▶ _Exercise objective_:
Pull out every line below that holds the word "chevron".

▼

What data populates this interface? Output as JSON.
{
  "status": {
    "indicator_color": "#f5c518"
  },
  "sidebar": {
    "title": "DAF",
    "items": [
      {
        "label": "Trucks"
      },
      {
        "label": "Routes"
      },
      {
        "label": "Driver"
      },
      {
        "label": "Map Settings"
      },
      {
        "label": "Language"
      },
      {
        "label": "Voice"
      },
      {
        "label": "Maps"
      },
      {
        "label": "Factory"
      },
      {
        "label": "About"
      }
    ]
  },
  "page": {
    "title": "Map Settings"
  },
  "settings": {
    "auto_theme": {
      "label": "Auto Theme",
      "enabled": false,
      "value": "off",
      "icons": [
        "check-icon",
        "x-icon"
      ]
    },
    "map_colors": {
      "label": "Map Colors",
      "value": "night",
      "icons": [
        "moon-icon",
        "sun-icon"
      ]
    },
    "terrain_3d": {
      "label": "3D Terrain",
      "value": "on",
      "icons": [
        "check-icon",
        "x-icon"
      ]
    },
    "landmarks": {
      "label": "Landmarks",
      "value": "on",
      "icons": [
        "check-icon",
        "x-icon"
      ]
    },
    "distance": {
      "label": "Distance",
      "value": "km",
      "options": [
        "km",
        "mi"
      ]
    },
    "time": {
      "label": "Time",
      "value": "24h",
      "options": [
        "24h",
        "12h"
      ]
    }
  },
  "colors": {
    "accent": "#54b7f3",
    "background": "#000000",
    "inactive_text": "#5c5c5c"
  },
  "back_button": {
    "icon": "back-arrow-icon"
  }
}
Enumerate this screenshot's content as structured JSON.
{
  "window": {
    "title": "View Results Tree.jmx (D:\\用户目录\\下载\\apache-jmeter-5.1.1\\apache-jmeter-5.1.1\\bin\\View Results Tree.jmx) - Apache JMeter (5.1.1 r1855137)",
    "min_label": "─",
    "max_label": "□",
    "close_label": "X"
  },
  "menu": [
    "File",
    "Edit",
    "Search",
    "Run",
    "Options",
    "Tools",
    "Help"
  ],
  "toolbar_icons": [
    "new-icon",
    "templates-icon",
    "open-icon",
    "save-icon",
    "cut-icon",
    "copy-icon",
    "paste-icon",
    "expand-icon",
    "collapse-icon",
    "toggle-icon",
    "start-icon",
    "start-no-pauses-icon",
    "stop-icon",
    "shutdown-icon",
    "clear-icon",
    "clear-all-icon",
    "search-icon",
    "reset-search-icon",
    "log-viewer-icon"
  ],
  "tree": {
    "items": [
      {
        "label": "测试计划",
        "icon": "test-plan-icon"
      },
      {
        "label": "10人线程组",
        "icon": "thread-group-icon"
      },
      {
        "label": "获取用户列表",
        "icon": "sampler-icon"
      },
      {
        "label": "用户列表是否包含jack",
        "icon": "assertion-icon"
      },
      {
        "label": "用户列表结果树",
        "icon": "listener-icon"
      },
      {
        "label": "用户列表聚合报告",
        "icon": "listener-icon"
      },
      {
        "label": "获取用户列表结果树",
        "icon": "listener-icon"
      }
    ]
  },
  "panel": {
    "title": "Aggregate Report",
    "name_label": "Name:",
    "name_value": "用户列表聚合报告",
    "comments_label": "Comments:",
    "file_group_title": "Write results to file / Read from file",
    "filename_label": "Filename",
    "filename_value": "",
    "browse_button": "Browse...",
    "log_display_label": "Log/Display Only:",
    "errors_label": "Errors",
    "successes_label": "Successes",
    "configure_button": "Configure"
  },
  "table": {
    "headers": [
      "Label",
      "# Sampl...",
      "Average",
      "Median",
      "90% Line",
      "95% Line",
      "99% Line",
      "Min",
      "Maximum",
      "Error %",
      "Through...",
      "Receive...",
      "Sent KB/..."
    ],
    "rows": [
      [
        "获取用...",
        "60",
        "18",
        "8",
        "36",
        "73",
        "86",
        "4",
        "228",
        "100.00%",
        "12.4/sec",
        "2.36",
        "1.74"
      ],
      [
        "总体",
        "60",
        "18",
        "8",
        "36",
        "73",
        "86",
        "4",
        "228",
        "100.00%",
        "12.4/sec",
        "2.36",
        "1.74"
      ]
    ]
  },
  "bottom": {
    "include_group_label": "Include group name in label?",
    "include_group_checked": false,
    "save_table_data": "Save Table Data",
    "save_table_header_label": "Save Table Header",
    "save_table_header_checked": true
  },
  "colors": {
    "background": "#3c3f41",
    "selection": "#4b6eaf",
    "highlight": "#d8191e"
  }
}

▲
▼

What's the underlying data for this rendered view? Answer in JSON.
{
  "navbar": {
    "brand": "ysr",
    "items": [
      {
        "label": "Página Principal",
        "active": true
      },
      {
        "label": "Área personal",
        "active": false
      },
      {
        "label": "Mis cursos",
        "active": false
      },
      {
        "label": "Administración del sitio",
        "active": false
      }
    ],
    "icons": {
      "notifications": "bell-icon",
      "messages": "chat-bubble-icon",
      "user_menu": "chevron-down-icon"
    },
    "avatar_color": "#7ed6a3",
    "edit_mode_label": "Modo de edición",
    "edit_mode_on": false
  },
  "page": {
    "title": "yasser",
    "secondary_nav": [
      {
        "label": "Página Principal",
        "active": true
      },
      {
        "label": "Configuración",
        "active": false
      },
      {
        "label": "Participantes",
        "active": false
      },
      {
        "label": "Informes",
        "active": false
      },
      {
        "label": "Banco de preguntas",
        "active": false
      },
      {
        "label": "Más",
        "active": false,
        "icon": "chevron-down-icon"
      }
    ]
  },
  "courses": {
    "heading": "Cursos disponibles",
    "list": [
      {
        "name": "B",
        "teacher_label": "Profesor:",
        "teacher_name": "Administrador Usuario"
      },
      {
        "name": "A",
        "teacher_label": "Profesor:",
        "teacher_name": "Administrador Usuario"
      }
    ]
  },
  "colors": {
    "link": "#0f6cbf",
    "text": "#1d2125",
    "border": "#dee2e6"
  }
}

▲

▶ _The result_:
      "user_menu": "chevron-down-icon"
        "icon": "chevron-down-icon"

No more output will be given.